* [Task to complete] Return the listing below exactly, with the pictures dropped.
—————
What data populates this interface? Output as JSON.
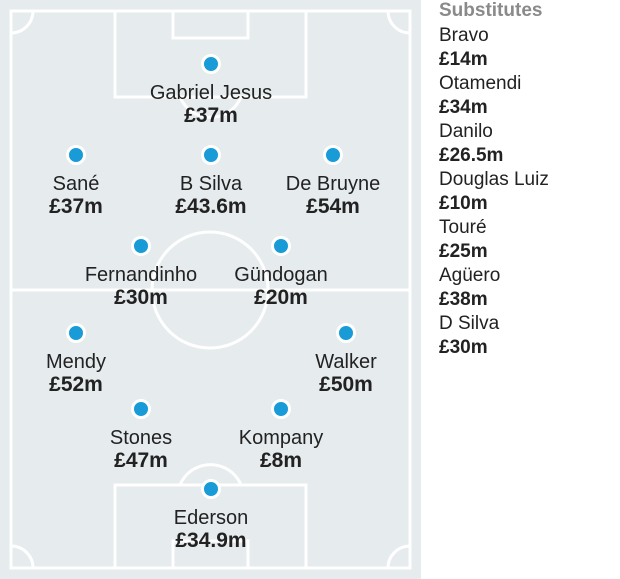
{
  "subs_title": "Substitutes",
  "colors": {
    "pitch": "#E6EBEE",
    "line": "#FFFFFF",
    "player_dot": "#199BD8"
  },
  "players": [
    {
      "id": "gabriel-jesus",
      "name": "Gabriel Jesus",
      "fee": "£37m"
    },
    {
      "id": "sane",
      "name": "Sané",
      "fee": "£37m"
    },
    {
      "id": "b-silva",
      "name": "B Silva",
      "fee": "£43.6m"
    },
    {
      "id": "de-bruyne",
      "name": "De Bruyne",
      "fee": "£54m"
    },
    {
      "id": "fernandinho",
      "name": "Fernandinho",
      "fee": "£30m"
    },
    {
      "id": "gundogan",
      "name": "Gündogan",
      "fee": "£20m"
    },
    {
      "id": "mendy",
      "name": "Mendy",
      "fee": "£52m"
    },
    {
      "id": "walker",
      "name": "Walker",
      "fee": "£50m"
    },
    {
      "id": "stones",
      "name": "Stones",
      "fee": "£47m"
    },
    {
      "id": "kompany",
      "name": "Kompany",
      "fee": "£8m"
    },
    {
      "id": "ederson",
      "name": "Ederson",
      "fee": "£34.9m"
    }
  ],
  "substitutes": [
    {
      "name": "Bravo",
      "fee": "£14m"
    },
    {
      "name": "Otamendi",
      "fee": "£34m"
    },
    {
      "name": "Danilo",
      "fee": "£26.5m"
    },
    {
      "name": "Douglas Luiz",
      "fee": "£10m"
    },
    {
      "name": "Touré",
      "fee": "£25m"
    },
    {
      "name": "Agüero",
      "fee": "£38m"
    },
    {
      "name": "D Silva",
      "fee": "£30m"
    }
  ]
}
—————
* [Solution]
What data populates this interface? Output as JSON.
{
  "subs_title": "Substitutes",
  "colors": {
    "pitch": "#E6EBEE",
    "line": "#FFFFFF",
    "player_dot": "#199BD8"
  },
  "players": [
    {
      "id": "gabriel-jesus",
      "name": "Gabriel Jesus",
      "fee": "£37m"
    },
    {
      "id": "sane",
      "name": "Sané",
      "fee": "£37m"
    },
    {
      "id": "b-silva",
      "name": "B Silva",
      "fee": "£43.6m"
    },
    {
      "id": "de-bruyne",
      "name": "De Bruyne",
      "fee": "£54m"
    },
    {
      "id": "fernandinho",
      "name": "Fernandinho",
      "fee": "£30m"
    },
    {
      "id": "gundogan",
      "name": "Gündogan",
      "fee": "£20m"
    },
    {
      "id": "mendy",
      "name": "Mendy",
      "fee": "£52m"
    },
    {
      "id": "walker",
      "name": "Walker",
      "fee": "£50m"
    },
    {
      "id": "stones",
      "name": "Stones",
      "fee": "£47m"
    },
    {
      "id": "kompany",
      "name": "Kompany",
      "fee": "£8m"
    },
    {
      "id": "ederson",
      "name": "Ederson",
      "fee": "£34.9m"
    }
  ],
  "substitutes": [
    {
      "name": "Bravo",
      "fee": "£14m"
    },
    {
      "name": "Otamendi",
      "fee": "£34m"
    },
    {
      "name": "Danilo",
      "fee": "£26.5m"
    },
    {
      "name": "Douglas Luiz",
      "fee": "£10m"
    },
    {
      "name": "Touré",
      "fee": "£25m"
    },
    {
      "name": "Agüero",
      "fee": "£38m"
    },
    {
      "name": "D Silva",
      "fee": "£30m"
    }
  ]
}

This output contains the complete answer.